[begin Supplied records]
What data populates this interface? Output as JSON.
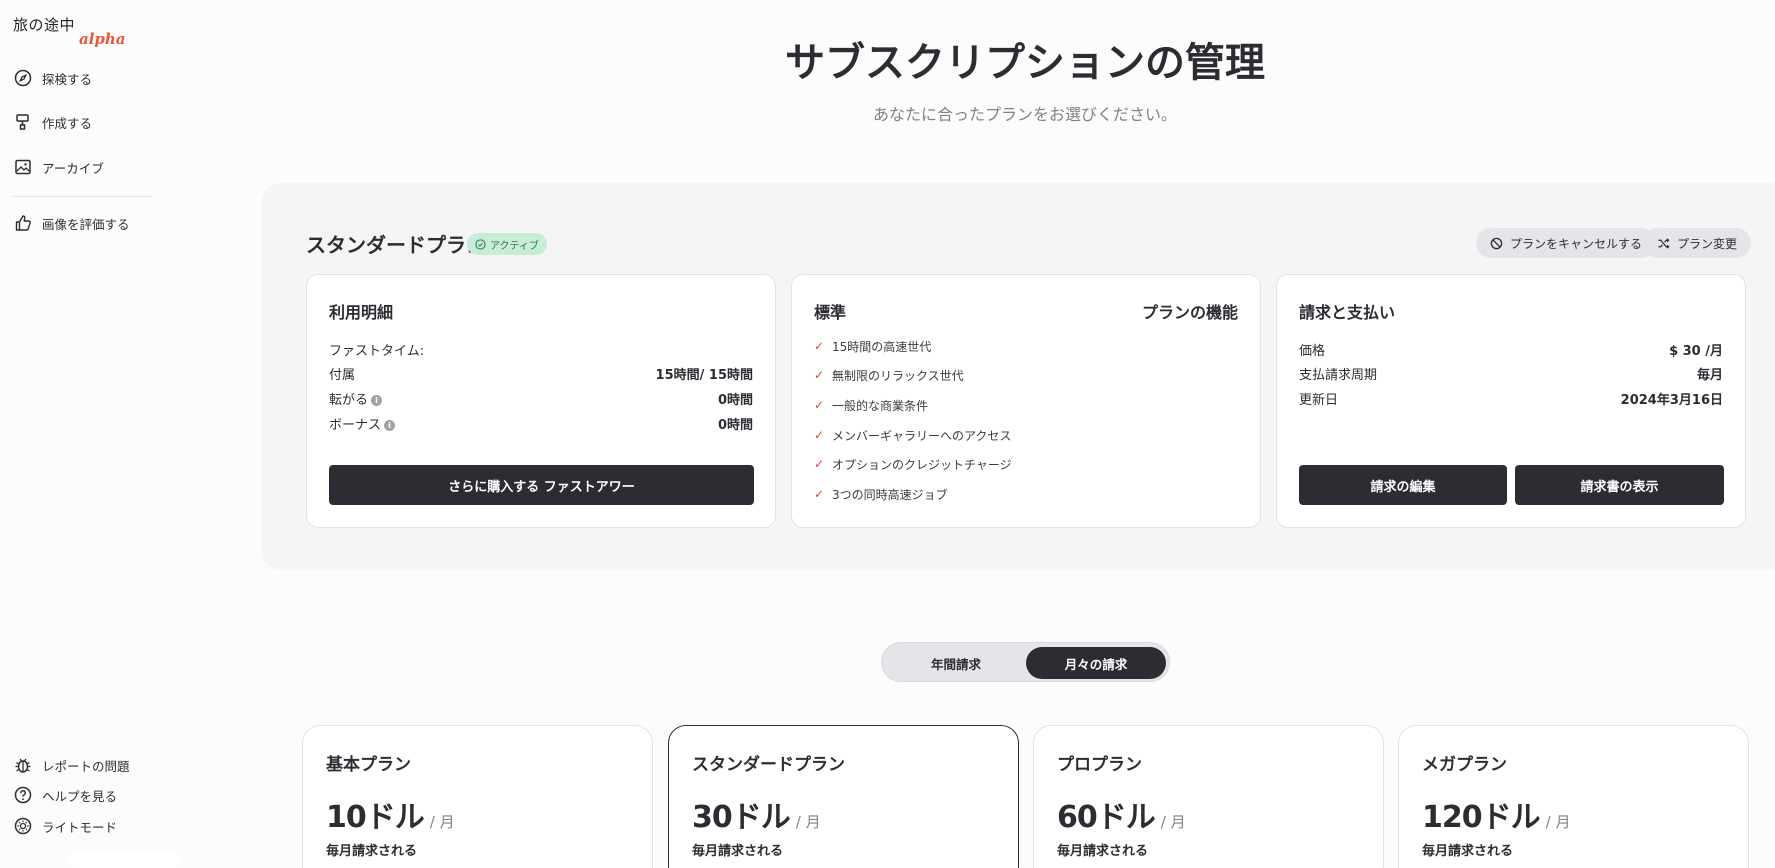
{
  "sidebar": {
    "brand": "旅の途中",
    "brand_tag": "alpha",
    "items": [
      {
        "label": "探検する"
      },
      {
        "label": "作成する"
      },
      {
        "label": "アーカイブ"
      },
      {
        "label": "画像を評価する"
      }
    ],
    "bottom_items": [
      {
        "label": "レポートの問題"
      },
      {
        "label": "ヘルプを見る"
      },
      {
        "label": "ライトモード"
      }
    ]
  },
  "header": {
    "title": "サブスクリプションの管理",
    "subtitle": "あなたに合ったプランをお選びください。"
  },
  "current_plan": {
    "name": "スタンダードプラン",
    "status": "アクティブ",
    "cancel_label": "プランをキャンセルする",
    "change_label": "プラン変更",
    "usage": {
      "title": "利用明細",
      "fast_time_label": "ファストタイム:",
      "rows": [
        {
          "label": "付属",
          "value": "15時間/ 15時間"
        },
        {
          "label": "転がる",
          "value": "0時間"
        },
        {
          "label": "ボーナス",
          "value": "0時間"
        }
      ],
      "buy_label": "さらに購入する ファストアワー"
    },
    "features": {
      "title": "標準",
      "title_right": "プランの機能",
      "items": [
        "15時間の高速世代",
        "無制限のリラックス世代",
        "一般的な商業条件",
        "メンバーギャラリーへのアクセス",
        "オプションのクレジットチャージ",
        "3つの同時高速ジョブ"
      ]
    },
    "billing": {
      "title": "請求と支払い",
      "rows": [
        {
          "label": "価格",
          "value": "$ 30 /月"
        },
        {
          "label": "支払請求周期",
          "value": "毎月"
        },
        {
          "label": "更新日",
          "value": "2024年3月16日"
        }
      ],
      "edit_label": "請求の編集",
      "invoice_label": "請求書の表示"
    }
  },
  "billing_toggle": {
    "annual": "年間請求",
    "monthly": "月々の請求",
    "selected": "monthly"
  },
  "plans": [
    {
      "name": "基本プラン",
      "price": "10ドル",
      "unit": "/ 月",
      "note": "毎月請求される"
    },
    {
      "name": "スタンダードプラン",
      "price": "30ドル",
      "unit": "/ 月",
      "note": "毎月請求される"
    },
    {
      "name": "プロプラン",
      "price": "60ドル",
      "unit": "/ 月",
      "note": "毎月請求される"
    },
    {
      "name": "メガプラン",
      "price": "120ドル",
      "unit": "/ 月",
      "note": "毎月請求される"
    }
  ],
  "colors": {
    "dark": "#2b2d33",
    "accent_brand": "#e8553a",
    "active_badge_bg": "#c9ecd9",
    "check": "#e0453a"
  }
}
[end Supplied records]
**Exercise:** Keep the pictures out of the copy and write out the data exactly as it stands.

**Finished task:**
What data populates this interface? Output as JSON.
{
  "sidebar": {
    "brand": "旅の途中",
    "brand_tag": "alpha",
    "items": [
      {
        "label": "探検する"
      },
      {
        "label": "作成する"
      },
      {
        "label": "アーカイブ"
      },
      {
        "label": "画像を評価する"
      }
    ],
    "bottom_items": [
      {
        "label": "レポートの問題"
      },
      {
        "label": "ヘルプを見る"
      },
      {
        "label": "ライトモード"
      }
    ]
  },
  "header": {
    "title": "サブスクリプションの管理",
    "subtitle": "あなたに合ったプランをお選びください。"
  },
  "current_plan": {
    "name": "スタンダードプラン",
    "status": "アクティブ",
    "cancel_label": "プランをキャンセルする",
    "change_label": "プラン変更",
    "usage": {
      "title": "利用明細",
      "fast_time_label": "ファストタイム:",
      "rows": [
        {
          "label": "付属",
          "value": "15時間/ 15時間"
        },
        {
          "label": "転がる",
          "value": "0時間"
        },
        {
          "label": "ボーナス",
          "value": "0時間"
        }
      ],
      "buy_label": "さらに購入する ファストアワー"
    },
    "features": {
      "title": "標準",
      "title_right": "プランの機能",
      "items": [
        "15時間の高速世代",
        "無制限のリラックス世代",
        "一般的な商業条件",
        "メンバーギャラリーへのアクセス",
        "オプションのクレジットチャージ",
        "3つの同時高速ジョブ"
      ]
    },
    "billing": {
      "title": "請求と支払い",
      "rows": [
        {
          "label": "価格",
          "value": "$ 30 /月"
        },
        {
          "label": "支払請求周期",
          "value": "毎月"
        },
        {
          "label": "更新日",
          "value": "2024年3月16日"
        }
      ],
      "edit_label": "請求の編集",
      "invoice_label": "請求書の表示"
    }
  },
  "billing_toggle": {
    "annual": "年間請求",
    "monthly": "月々の請求",
    "selected": "monthly"
  },
  "plans": [
    {
      "name": "基本プラン",
      "price": "10ドル",
      "unit": "/ 月",
      "note": "毎月請求される"
    },
    {
      "name": "スタンダードプラン",
      "price": "30ドル",
      "unit": "/ 月",
      "note": "毎月請求される"
    },
    {
      "name": "プロプラン",
      "price": "60ドル",
      "unit": "/ 月",
      "note": "毎月請求される"
    },
    {
      "name": "メガプラン",
      "price": "120ドル",
      "unit": "/ 月",
      "note": "毎月請求される"
    }
  ],
  "colors": {
    "dark": "#2b2d33",
    "accent_brand": "#e8553a",
    "active_badge_bg": "#c9ecd9",
    "check": "#e0453a"
  }
}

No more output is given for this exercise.